**EXERCISE DIRECTIONS:** Of the lines in the entries below, state how many hold the word "true". Say nothing else.

Stored entries

■ ■ ■ ■ ■

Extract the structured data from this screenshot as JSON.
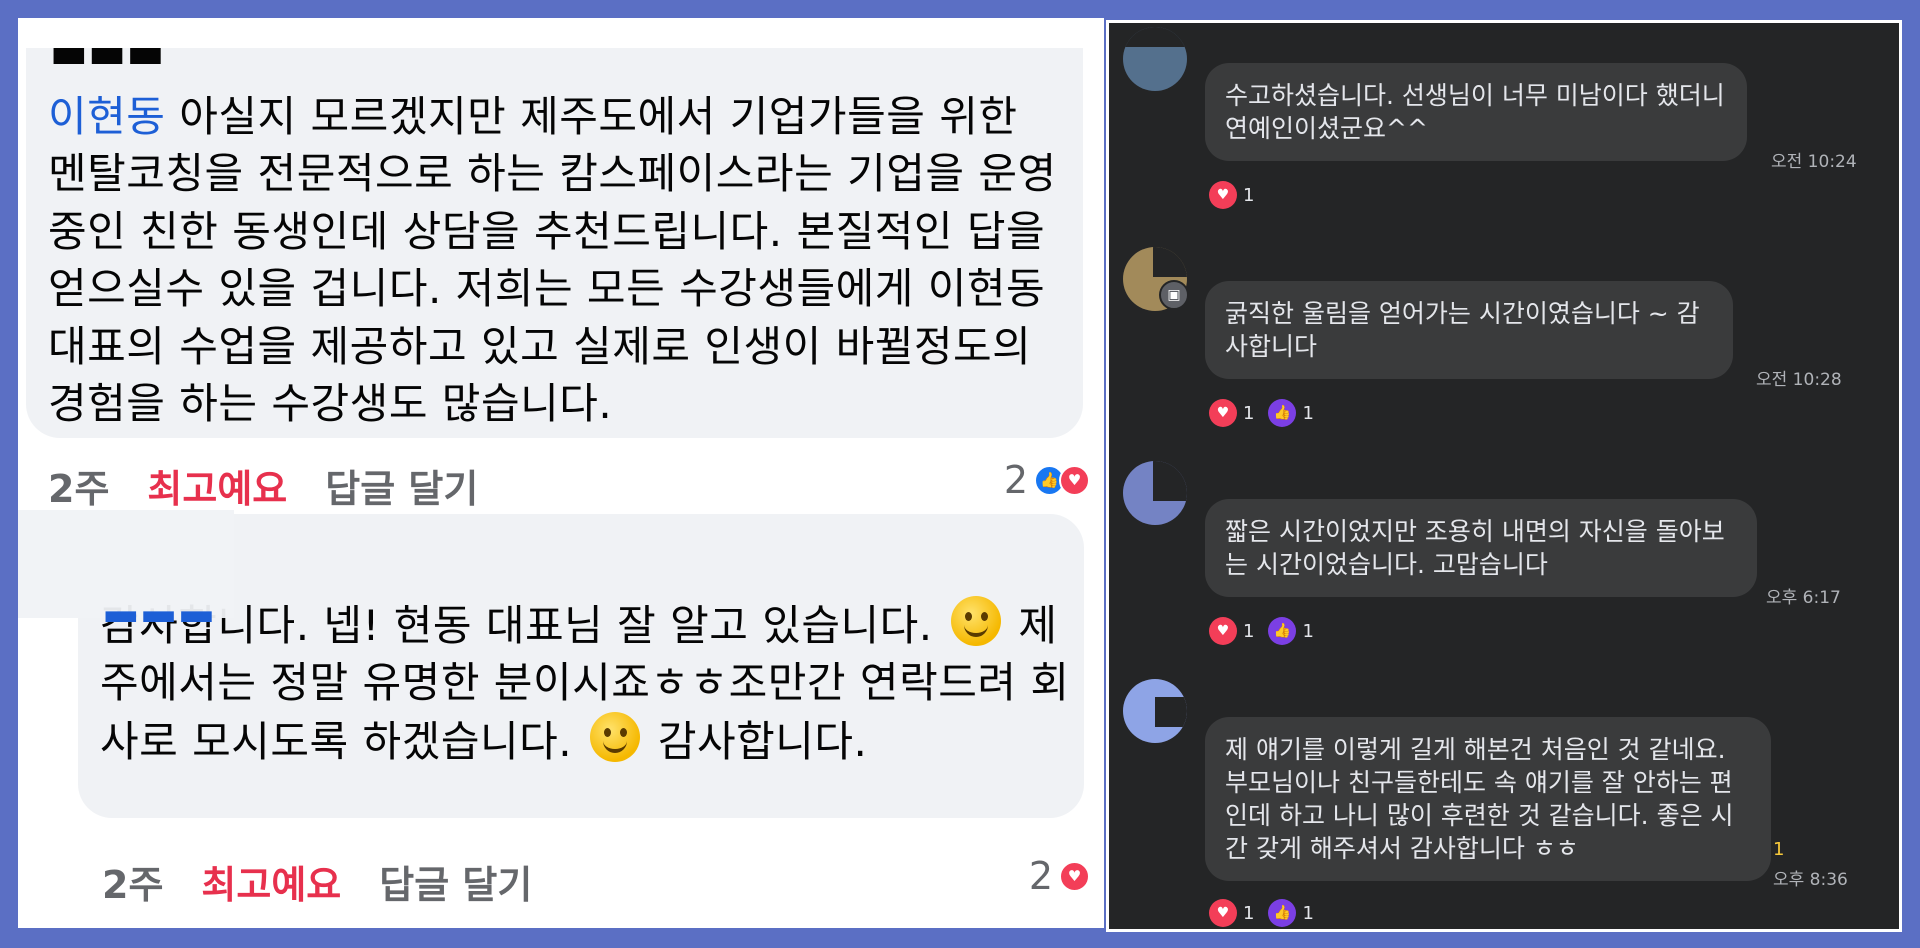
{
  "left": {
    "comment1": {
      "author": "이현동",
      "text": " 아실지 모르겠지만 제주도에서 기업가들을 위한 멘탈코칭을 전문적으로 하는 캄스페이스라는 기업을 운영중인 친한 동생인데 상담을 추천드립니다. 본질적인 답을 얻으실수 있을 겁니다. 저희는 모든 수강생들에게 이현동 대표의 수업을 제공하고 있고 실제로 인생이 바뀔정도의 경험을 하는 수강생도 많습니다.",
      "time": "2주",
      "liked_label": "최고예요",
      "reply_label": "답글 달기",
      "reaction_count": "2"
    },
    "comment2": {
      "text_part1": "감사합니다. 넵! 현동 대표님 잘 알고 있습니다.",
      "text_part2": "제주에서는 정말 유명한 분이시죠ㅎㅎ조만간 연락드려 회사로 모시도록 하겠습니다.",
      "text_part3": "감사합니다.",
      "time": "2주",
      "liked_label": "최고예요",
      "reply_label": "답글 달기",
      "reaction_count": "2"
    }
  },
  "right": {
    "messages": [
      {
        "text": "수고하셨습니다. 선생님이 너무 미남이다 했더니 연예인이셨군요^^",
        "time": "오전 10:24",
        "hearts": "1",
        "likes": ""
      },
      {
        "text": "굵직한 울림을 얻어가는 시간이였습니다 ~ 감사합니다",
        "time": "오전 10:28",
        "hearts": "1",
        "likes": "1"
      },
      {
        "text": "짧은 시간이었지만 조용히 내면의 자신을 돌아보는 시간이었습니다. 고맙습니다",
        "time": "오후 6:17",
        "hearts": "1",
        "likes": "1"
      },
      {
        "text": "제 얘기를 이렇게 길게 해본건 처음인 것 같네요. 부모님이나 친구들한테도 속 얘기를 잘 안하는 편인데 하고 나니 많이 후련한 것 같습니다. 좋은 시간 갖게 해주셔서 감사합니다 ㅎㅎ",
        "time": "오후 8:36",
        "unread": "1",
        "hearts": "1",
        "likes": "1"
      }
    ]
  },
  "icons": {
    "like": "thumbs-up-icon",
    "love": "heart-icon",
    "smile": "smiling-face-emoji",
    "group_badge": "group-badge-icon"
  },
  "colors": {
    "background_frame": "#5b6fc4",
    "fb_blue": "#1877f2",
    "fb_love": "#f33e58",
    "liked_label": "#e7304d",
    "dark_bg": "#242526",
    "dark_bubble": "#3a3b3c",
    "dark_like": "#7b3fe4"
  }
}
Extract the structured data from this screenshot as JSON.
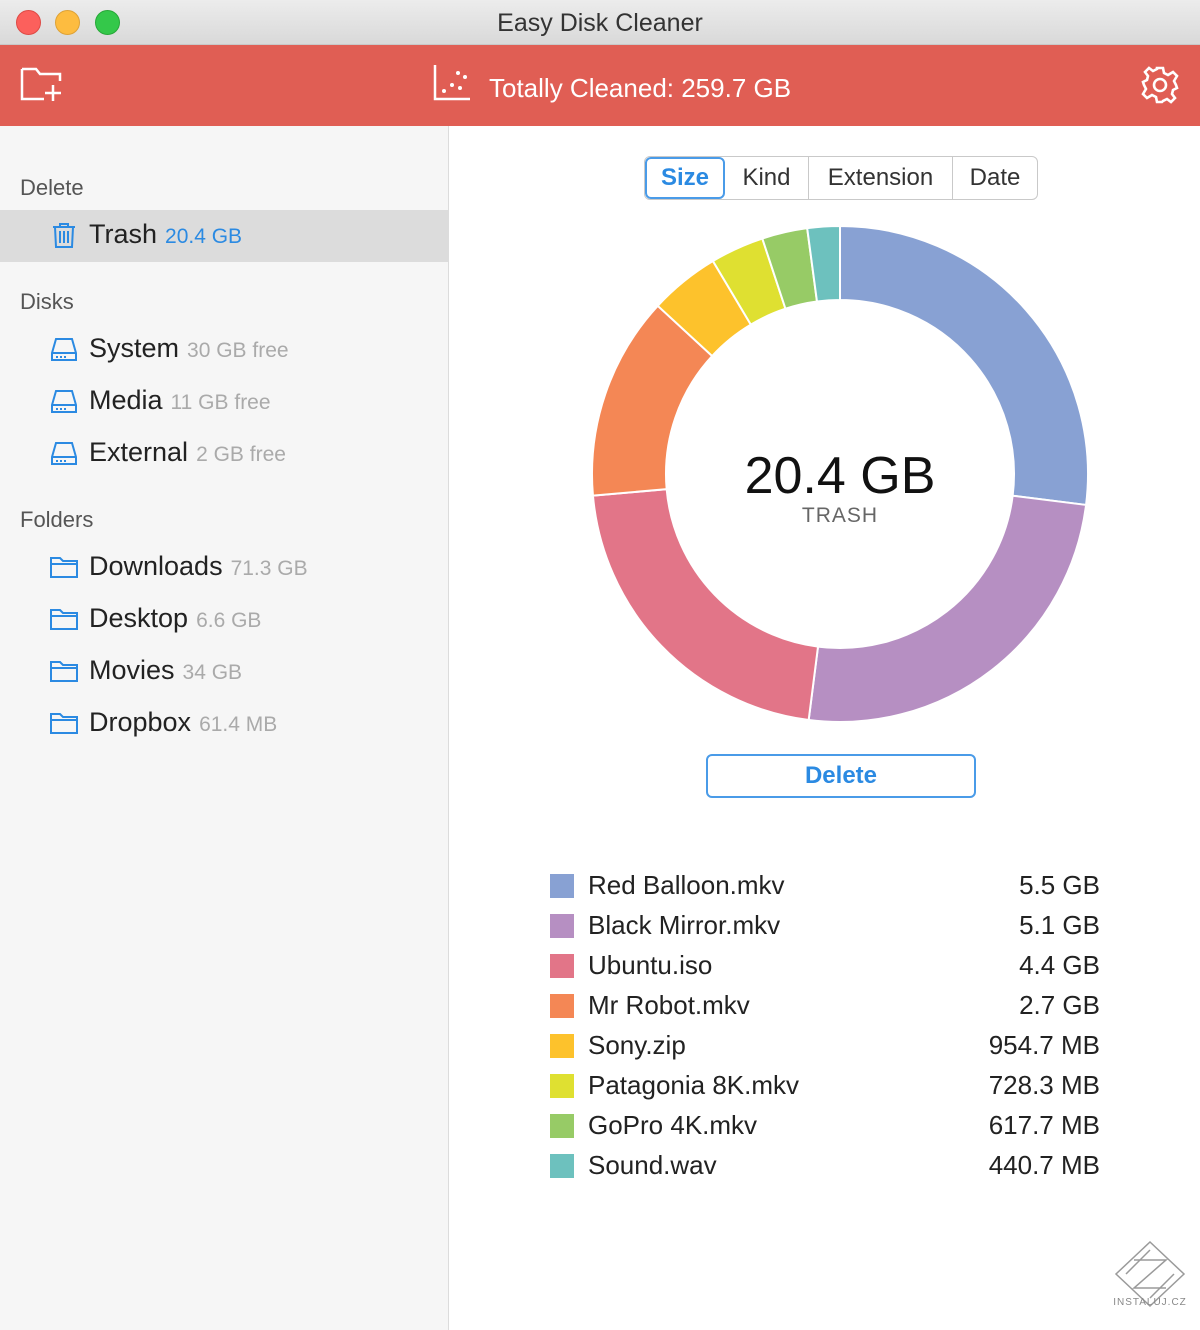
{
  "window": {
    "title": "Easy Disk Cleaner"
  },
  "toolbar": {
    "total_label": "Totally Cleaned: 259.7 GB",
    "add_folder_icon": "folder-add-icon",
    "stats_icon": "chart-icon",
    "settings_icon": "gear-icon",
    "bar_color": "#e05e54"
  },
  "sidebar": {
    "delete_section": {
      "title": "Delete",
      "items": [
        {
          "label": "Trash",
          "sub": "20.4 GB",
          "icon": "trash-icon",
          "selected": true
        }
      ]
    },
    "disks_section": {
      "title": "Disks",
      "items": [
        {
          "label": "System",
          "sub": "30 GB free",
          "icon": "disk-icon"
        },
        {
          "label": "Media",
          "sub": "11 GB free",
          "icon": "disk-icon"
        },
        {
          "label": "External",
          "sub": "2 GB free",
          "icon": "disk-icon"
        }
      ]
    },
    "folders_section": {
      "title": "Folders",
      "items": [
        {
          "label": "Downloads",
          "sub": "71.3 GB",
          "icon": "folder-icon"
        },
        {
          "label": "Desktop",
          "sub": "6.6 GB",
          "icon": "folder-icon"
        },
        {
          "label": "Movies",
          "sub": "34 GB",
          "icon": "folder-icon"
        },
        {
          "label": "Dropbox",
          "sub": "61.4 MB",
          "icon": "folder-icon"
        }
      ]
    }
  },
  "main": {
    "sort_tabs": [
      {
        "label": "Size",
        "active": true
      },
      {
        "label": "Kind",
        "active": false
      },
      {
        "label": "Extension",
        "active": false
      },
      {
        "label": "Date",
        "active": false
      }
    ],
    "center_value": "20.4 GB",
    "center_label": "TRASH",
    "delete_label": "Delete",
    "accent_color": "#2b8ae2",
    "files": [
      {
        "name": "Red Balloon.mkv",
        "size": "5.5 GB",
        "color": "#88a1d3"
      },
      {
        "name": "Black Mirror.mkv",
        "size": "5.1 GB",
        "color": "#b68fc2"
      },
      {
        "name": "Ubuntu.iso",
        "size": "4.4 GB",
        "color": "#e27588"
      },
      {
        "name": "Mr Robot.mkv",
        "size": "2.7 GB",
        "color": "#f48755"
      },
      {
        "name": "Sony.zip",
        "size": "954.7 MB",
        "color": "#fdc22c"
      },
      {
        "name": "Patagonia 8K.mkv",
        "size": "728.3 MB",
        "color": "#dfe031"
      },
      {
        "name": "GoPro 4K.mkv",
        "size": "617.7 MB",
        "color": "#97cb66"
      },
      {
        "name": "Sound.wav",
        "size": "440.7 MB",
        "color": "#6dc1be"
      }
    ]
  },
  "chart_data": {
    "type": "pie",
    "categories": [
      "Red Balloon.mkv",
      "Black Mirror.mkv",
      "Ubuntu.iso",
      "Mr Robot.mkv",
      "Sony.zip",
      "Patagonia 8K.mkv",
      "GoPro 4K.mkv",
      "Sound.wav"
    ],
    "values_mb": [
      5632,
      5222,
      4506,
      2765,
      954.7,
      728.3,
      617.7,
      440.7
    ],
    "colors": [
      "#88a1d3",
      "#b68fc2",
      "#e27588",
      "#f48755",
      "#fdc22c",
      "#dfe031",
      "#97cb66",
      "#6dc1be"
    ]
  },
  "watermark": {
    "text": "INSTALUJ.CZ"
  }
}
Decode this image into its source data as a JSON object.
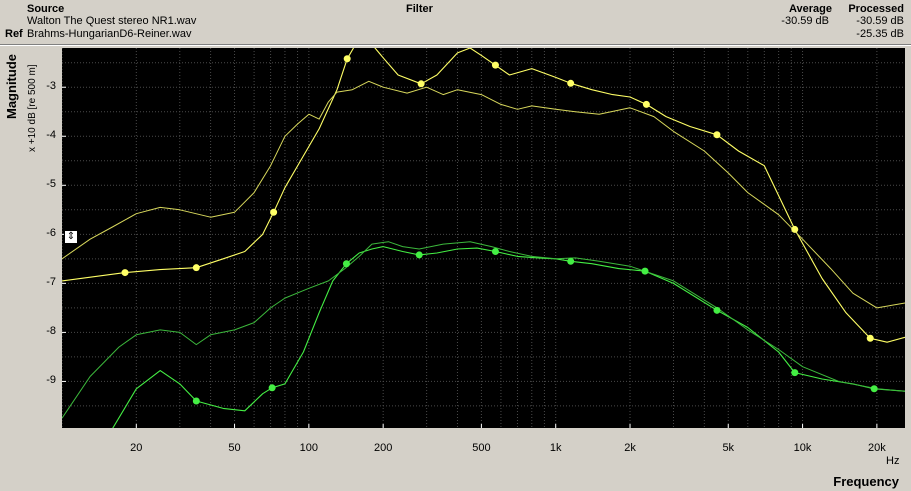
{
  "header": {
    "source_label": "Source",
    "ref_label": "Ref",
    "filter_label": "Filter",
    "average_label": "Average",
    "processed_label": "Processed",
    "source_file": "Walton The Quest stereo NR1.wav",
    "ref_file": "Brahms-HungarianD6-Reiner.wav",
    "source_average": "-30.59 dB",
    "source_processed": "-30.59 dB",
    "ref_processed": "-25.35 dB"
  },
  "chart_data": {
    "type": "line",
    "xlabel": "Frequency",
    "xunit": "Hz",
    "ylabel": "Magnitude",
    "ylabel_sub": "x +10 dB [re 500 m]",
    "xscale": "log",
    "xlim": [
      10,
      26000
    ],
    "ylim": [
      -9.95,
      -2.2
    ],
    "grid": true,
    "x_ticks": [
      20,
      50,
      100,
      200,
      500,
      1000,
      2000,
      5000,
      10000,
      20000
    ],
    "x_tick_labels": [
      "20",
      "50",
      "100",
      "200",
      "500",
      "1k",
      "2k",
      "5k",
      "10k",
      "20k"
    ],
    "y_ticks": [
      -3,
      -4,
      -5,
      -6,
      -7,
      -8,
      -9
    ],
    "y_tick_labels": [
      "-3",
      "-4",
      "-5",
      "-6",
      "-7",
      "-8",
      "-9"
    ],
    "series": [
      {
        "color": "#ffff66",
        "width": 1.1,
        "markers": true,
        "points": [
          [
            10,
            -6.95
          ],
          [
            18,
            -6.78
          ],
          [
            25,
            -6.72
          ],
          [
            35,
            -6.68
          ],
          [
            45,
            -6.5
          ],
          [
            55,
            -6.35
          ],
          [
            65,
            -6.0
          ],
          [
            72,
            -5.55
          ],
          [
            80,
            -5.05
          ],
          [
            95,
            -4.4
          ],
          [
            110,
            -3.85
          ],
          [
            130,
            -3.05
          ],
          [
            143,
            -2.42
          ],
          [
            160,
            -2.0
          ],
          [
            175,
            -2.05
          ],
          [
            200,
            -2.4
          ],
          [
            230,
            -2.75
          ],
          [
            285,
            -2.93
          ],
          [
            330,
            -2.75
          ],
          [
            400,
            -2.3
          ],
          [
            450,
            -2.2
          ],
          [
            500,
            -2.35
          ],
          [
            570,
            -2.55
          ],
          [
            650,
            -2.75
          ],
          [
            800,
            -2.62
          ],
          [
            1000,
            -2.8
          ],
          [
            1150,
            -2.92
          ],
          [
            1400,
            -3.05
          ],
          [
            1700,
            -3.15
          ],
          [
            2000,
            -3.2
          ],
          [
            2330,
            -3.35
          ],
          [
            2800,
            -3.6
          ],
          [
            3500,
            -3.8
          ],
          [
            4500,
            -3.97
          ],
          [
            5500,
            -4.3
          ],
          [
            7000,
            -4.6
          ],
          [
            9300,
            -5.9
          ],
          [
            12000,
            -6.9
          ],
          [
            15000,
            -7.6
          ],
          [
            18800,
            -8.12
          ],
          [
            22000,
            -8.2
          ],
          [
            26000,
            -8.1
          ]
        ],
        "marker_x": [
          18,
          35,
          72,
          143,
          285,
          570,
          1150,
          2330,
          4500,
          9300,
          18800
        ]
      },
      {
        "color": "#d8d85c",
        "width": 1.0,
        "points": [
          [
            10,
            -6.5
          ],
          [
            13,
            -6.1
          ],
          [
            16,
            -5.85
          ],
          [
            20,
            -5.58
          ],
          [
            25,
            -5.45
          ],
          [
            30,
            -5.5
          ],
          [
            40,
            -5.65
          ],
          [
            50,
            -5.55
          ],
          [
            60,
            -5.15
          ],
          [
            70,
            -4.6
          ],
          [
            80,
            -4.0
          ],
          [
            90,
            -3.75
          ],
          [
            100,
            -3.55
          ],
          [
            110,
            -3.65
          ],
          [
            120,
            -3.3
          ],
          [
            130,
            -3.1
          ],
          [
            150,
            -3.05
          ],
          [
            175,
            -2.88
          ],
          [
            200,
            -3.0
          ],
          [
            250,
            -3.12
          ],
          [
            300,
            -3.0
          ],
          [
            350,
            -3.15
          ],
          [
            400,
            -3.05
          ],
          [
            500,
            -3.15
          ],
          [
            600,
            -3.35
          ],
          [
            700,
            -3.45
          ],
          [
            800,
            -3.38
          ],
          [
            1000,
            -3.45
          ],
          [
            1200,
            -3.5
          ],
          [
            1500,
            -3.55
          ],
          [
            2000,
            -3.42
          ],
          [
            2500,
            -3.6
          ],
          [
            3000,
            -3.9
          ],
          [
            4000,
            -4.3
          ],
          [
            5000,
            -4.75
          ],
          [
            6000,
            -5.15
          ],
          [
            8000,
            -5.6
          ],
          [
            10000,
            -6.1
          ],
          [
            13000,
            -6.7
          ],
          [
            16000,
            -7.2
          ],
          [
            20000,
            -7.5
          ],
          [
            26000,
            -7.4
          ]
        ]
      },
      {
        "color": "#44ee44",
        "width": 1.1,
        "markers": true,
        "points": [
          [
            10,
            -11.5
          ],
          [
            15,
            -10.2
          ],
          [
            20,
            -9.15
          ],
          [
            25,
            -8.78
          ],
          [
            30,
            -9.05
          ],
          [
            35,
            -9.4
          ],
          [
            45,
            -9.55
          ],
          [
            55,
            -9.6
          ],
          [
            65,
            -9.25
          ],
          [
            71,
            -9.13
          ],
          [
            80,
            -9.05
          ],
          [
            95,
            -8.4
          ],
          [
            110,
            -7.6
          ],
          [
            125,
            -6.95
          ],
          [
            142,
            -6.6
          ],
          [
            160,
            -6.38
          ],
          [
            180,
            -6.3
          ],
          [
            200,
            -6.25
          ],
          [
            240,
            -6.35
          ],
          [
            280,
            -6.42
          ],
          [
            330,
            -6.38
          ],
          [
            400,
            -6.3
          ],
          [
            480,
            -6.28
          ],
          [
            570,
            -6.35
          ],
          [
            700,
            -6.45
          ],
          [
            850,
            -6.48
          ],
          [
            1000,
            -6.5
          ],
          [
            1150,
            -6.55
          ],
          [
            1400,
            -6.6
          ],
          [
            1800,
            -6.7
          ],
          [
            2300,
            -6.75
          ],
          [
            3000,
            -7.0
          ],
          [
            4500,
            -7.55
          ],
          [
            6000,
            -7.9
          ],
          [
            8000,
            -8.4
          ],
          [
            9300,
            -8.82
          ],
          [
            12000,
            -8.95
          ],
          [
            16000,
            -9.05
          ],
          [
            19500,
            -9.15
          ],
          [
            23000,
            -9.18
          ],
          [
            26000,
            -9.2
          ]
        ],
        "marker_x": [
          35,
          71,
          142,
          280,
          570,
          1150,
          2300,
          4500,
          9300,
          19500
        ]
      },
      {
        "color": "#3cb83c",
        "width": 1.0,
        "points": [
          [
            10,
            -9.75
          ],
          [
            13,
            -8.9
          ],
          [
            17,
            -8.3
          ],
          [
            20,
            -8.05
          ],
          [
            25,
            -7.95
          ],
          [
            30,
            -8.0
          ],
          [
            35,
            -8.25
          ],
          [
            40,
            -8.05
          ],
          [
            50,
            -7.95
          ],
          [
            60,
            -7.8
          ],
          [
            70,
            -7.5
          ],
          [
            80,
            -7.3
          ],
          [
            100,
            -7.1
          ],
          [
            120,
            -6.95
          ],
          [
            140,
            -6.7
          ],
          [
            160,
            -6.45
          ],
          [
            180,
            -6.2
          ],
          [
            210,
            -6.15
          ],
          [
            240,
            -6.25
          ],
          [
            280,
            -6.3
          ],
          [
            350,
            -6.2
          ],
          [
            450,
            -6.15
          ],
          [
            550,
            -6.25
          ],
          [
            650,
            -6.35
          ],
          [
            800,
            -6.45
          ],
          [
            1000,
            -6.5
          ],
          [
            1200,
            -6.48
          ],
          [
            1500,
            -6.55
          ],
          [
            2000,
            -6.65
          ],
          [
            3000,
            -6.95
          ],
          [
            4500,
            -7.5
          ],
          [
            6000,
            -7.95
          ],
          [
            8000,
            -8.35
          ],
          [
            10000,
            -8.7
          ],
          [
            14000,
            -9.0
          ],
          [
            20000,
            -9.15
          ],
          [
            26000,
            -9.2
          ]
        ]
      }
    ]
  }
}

■ ■ ■ ■ ■

**EXERCISE SOLUTION:** 5